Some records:
⁂
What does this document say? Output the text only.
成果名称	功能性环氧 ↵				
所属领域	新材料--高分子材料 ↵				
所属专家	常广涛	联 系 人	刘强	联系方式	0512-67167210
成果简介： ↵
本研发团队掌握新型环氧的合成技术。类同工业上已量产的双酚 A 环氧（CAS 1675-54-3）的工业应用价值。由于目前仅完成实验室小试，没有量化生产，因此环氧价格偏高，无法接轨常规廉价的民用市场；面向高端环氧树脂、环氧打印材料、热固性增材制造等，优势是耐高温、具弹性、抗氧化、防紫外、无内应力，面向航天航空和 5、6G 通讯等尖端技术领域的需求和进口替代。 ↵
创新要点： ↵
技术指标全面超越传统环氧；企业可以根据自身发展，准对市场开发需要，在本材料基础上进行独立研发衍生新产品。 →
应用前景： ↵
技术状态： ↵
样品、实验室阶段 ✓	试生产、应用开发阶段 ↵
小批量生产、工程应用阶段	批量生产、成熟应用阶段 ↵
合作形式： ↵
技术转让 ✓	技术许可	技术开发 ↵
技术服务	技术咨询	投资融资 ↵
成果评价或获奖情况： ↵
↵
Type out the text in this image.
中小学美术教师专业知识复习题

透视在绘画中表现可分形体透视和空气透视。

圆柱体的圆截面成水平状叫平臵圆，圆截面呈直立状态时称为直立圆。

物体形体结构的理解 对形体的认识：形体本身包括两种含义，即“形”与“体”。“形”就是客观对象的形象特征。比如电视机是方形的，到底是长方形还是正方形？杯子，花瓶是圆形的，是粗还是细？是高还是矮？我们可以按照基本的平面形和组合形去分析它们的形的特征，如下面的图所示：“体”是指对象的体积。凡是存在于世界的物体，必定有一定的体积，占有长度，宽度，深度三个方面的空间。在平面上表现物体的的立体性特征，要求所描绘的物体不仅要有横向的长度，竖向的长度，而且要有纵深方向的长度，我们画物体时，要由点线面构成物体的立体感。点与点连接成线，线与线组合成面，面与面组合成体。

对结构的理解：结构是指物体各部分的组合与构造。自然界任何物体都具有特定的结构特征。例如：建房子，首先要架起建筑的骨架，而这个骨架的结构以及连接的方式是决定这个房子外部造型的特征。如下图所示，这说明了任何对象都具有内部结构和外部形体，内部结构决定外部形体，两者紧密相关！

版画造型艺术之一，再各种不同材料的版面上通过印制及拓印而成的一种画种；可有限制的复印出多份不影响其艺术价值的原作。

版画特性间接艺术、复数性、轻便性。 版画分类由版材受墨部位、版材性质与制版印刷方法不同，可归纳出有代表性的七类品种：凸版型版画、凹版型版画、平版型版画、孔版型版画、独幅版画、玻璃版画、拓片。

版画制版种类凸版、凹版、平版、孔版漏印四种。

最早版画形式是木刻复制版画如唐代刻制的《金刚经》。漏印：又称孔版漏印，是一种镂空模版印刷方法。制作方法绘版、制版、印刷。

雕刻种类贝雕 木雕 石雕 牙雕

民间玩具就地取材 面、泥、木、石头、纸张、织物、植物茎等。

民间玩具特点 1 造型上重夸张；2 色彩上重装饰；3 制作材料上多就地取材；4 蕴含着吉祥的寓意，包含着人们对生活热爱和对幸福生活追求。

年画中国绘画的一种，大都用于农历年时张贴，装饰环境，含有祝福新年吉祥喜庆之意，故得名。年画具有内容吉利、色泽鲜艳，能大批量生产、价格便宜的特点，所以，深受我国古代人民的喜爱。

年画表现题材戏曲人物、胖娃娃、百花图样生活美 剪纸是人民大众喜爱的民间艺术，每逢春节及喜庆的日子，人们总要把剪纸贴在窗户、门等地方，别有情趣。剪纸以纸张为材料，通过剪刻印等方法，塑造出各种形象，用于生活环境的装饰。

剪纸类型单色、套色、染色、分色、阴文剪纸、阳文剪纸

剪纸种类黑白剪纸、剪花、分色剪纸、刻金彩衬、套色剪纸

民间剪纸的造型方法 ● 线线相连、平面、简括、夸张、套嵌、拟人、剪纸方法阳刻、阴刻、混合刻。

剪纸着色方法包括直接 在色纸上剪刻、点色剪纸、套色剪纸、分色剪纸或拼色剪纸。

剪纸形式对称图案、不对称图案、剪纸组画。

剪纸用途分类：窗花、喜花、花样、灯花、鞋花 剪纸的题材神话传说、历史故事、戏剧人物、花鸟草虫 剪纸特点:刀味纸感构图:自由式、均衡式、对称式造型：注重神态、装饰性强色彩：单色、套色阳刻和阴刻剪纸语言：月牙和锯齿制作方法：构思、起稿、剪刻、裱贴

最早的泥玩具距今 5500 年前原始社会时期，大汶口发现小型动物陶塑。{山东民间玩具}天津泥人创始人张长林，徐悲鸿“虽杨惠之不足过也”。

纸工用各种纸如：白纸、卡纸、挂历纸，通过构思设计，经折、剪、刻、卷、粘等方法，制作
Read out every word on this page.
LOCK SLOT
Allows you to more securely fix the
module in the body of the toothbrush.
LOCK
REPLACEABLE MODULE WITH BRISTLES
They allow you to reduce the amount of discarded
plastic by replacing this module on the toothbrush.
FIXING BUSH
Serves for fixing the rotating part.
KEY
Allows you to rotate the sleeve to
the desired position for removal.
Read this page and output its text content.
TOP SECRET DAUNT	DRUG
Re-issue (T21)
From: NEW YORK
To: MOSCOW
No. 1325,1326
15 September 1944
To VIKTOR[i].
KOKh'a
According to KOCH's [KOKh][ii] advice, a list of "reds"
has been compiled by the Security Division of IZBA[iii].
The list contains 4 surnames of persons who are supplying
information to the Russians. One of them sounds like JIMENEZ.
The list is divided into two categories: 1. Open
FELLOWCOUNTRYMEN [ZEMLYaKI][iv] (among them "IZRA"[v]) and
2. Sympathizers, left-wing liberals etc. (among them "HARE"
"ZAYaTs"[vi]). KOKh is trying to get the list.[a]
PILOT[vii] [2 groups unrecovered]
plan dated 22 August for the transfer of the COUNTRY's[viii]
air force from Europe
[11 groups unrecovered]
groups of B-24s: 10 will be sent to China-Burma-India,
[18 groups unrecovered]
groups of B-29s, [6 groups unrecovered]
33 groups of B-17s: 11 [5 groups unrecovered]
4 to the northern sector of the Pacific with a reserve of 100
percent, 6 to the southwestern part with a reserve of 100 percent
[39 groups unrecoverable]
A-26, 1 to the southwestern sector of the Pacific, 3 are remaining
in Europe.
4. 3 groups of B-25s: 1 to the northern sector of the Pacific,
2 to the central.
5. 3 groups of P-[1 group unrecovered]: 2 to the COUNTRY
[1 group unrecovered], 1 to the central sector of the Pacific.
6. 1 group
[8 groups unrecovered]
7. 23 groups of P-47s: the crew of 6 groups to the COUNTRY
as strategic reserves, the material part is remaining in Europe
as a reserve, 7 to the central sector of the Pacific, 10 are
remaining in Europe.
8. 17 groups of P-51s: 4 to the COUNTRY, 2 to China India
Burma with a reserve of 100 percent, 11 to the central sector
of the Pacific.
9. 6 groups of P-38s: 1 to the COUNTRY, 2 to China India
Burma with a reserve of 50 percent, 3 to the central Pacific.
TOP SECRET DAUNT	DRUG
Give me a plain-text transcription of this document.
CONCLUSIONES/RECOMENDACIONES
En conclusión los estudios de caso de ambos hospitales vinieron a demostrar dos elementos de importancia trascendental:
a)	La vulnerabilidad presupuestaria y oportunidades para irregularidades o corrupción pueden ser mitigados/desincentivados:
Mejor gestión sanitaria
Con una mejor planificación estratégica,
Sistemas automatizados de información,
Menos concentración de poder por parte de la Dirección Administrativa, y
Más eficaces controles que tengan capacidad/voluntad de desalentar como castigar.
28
⁂
Directive >> Write out all the data again, exactly as it appears.

Correct output >>
What does this document say? Output the text only.
成果名称	功能性环氧 ↵				
所属领域	新材料--高分子材料 ↵				
所属专家	常广涛	联 系 人	刘强	联系方式	0512-67167210
成果简介： ↵
本研发团队掌握新型环氧的合成技术。类同工业上已量产的双酚 A 环氧（CAS 1675-54-3）的工业应用价值。由于目前仅完成实验室小试，没有量化生产，因此环氧价格偏高，无法接轨常规廉价的民用市场；面向高端环氧树脂、环氧打印材料、热固性增材制造等，优势是耐高温、具弹性、抗氧化、防紫外、无内应力，面向航天航空和 5、6G 通讯等尖端技术领域的需求和进口替代。 ↵
创新要点： ↵
技术指标全面超越传统环氧；企业可以根据自身发展，准对市场开发需要，在本材料基础上进行独立研发衍生新产品。 →
应用前景： ↵
技术状态： ↵
样品、实验室阶段 ✓	试生产、应用开发阶段 ↵
小批量生产、工程应用阶段	批量生产、成熟应用阶段 ↵
合作形式： ↵
技术转让 ✓	技术许可	技术开发 ↵
技术服务	技术咨询	投资融资 ↵
成果评价或获奖情况： ↵
↵
Type out the text in this image.
中小学美术教师专业知识复习题

透视在绘画中表现可分形体透视和空气透视。

圆柱体的圆截面成水平状叫平臵圆，圆截面呈直立状态时称为直立圆。

物体形体结构的理解 对形体的认识：形体本身包括两种含义，即“形”与“体”。“形”就是客观对象的形象特征。比如电视机是方形的，到底是长方形还是正方形？杯子，花瓶是圆形的，是粗还是细？是高还是矮？我们可以按照基本的平面形和组合形去分析它们的形的特征，如下面的图所示：“体”是指对象的体积。凡是存在于世界的物体，必定有一定的体积，占有长度，宽度，深度三个方面的空间。在平面上表现物体的的立体性特征，要求所描绘的物体不仅要有横向的长度，竖向的长度，而且要有纵深方向的长度，我们画物体时，要由点线面构成物体的立体感。点与点连接成线，线与线组合成面，面与面组合成体。

对结构的理解：结构是指物体各部分的组合与构造。自然界任何物体都具有特定的结构特征。例如：建房子，首先要架起建筑的骨架，而这个骨架的结构以及连接的方式是决定这个房子外部造型的特征。如下图所示，这说明了任何对象都具有内部结构和外部形体，内部结构决定外部形体，两者紧密相关！

版画造型艺术之一，再各种不同材料的版面上通过印制及拓印而成的一种画种；可有限制的复印出多份不影响其艺术价值的原作。

版画特性间接艺术、复数性、轻便性。 版画分类由版材受墨部位、版材性质与制版印刷方法不同，可归纳出有代表性的七类品种：凸版型版画、凹版型版画、平版型版画、孔版型版画、独幅版画、玻璃版画、拓片。

版画制版种类凸版、凹版、平版、孔版漏印四种。

最早版画形式是木刻复制版画如唐代刻制的《金刚经》。漏印：又称孔版漏印，是一种镂空模版印刷方法。制作方法绘版、制版、印刷。

雕刻种类贝雕 木雕 石雕 牙雕

民间玩具就地取材 面、泥、木、石头、纸张、织物、植物茎等。

民间玩具特点 1 造型上重夸张；2 色彩上重装饰；3 制作材料上多就地取材；4 蕴含着吉祥的寓意，包含着人们对生活热爱和对幸福生活追求。

年画中国绘画的一种，大都用于农历年时张贴，装饰环境，含有祝福新年吉祥喜庆之意，故得名。年画具有内容吉利、色泽鲜艳，能大批量生产、价格便宜的特点，所以，深受我国古代人民的喜爱。

年画表现题材戏曲人物、胖娃娃、百花图样生活美 剪纸是人民大众喜爱的民间艺术，每逢春节及喜庆的日子，人们总要把剪纸贴在窗户、门等地方，别有情趣。剪纸以纸张为材料，通过剪刻印等方法，塑造出各种形象，用于生活环境的装饰。

剪纸类型单色、套色、染色、分色、阴文剪纸、阳文剪纸

剪纸种类黑白剪纸、剪花、分色剪纸、刻金彩衬、套色剪纸

民间剪纸的造型方法 ● 线线相连、平面、简括、夸张、套嵌、拟人、剪纸方法阳刻、阴刻、混合刻。

剪纸着色方法包括直接 在色纸上剪刻、点色剪纸、套色剪纸、分色剪纸或拼色剪纸。

剪纸形式对称图案、不对称图案、剪纸组画。

剪纸用途分类：窗花、喜花、花样、灯花、鞋花 剪纸的题材神话传说、历史故事、戏剧人物、花鸟草虫 剪纸特点:刀味纸感构图:自由式、均衡式、对称式造型：注重神态、装饰性强色彩：单色、套色阳刻和阴刻剪纸语言：月牙和锯齿制作方法：构思、起稿、剪刻、裱贴

最早的泥玩具距今 5500 年前原始社会时期，大汶口发现小型动物陶塑。{山东民间玩具}天津泥人创始人张长林，徐悲鸿“虽杨惠之不足过也”。

纸工用各种纸如：白纸、卡纸、挂历纸，通过构思设计，经折、剪、刻、卷、粘等方法，制作
Read out every word on this page.
LOCK SLOT
Allows you to more securely fix the
module in the body of the toothbrush.
LOCK
REPLACEABLE MODULE WITH BRISTLES
They allow you to reduce the amount of discarded
plastic by replacing this module on the toothbrush.
FIXING BUSH
Serves for fixing the rotating part.
KEY
Allows you to rotate the sleeve to
the desired position for removal.
Read this page and output its text content.
TOP SECRET DAUNT	DRUG
Re-issue (T21)
From: NEW YORK
To: MOSCOW
No. 1325,1326
15 September 1944
To VIKTOR[i].
KOKh'a
According to KOCH's [KOKh][ii] advice, a list of "reds"
has been compiled by the Security Division of IZBA[iii].
The list contains 4 surnames of persons who are supplying
information to the Russians. One of them sounds like JIMENEZ.
The list is divided into two categories: 1. Open
FELLOWCOUNTRYMEN [ZEMLYaKI][iv] (among them "IZRA"[v]) and
2. Sympathizers, left-wing liberals etc. (among them "HARE"
"ZAYaTs"[vi]). KOKh is trying to get the list.[a]
PILOT[vii] [2 groups unrecovered]
plan dated 22 August for the transfer of the COUNTRY's[viii]
air force from Europe
[11 groups unrecovered]
groups of B-24s: 10 will be sent to China-Burma-India,
[18 groups unrecovered]
groups of B-29s, [6 groups unrecovered]
33 groups of B-17s: 11 [5 groups unrecovered]
4 to the northern sector of the Pacific with a reserve of 100
percent, 6 to the southwestern part with a reserve of 100 percent
[39 groups unrecoverable]
A-26, 1 to the southwestern sector of the Pacific, 3 are remaining
in Europe.
4. 3 groups of B-25s: 1 to the northern sector of the Pacific,
2 to the central.
5. 3 groups of P-[1 group unrecovered]: 2 to the COUNTRY
[1 group unrecovered], 1 to the central sector of the Pacific.
6. 1 group
[8 groups unrecovered]
7. 23 groups of P-47s: the crew of 6 groups to the COUNTRY
as strategic reserves, the material part is remaining in Europe
as a reserve, 7 to the central sector of the Pacific, 10 are
remaining in Europe.
8. 17 groups of P-51s: 4 to the COUNTRY, 2 to China India
Burma with a reserve of 100 percent, 11 to the central sector
of the Pacific.
9. 6 groups of P-38s: 1 to the COUNTRY, 2 to China India
Burma with a reserve of 50 percent, 3 to the central Pacific.
TOP SECRET DAUNT	DRUG
Give me a plain-text transcription of this document.
CONCLUSIONES/RECOMENDACIONES
En conclusión los estudios de caso de ambos hospitales vinieron a demostrar dos elementos de importancia trascendental:
a)	La vulnerabilidad presupuestaria y oportunidades para irregularidades o corrupción pueden ser mitigados/desincentivados:
Mejor gestión sanitaria
Con una mejor planificación estratégica,
Sistemas automatizados de información,
Menos concentración de poder por parte de la Dirección Administrativa, y
Más eficaces controles que tengan capacidad/voluntad de desalentar como castigar.
28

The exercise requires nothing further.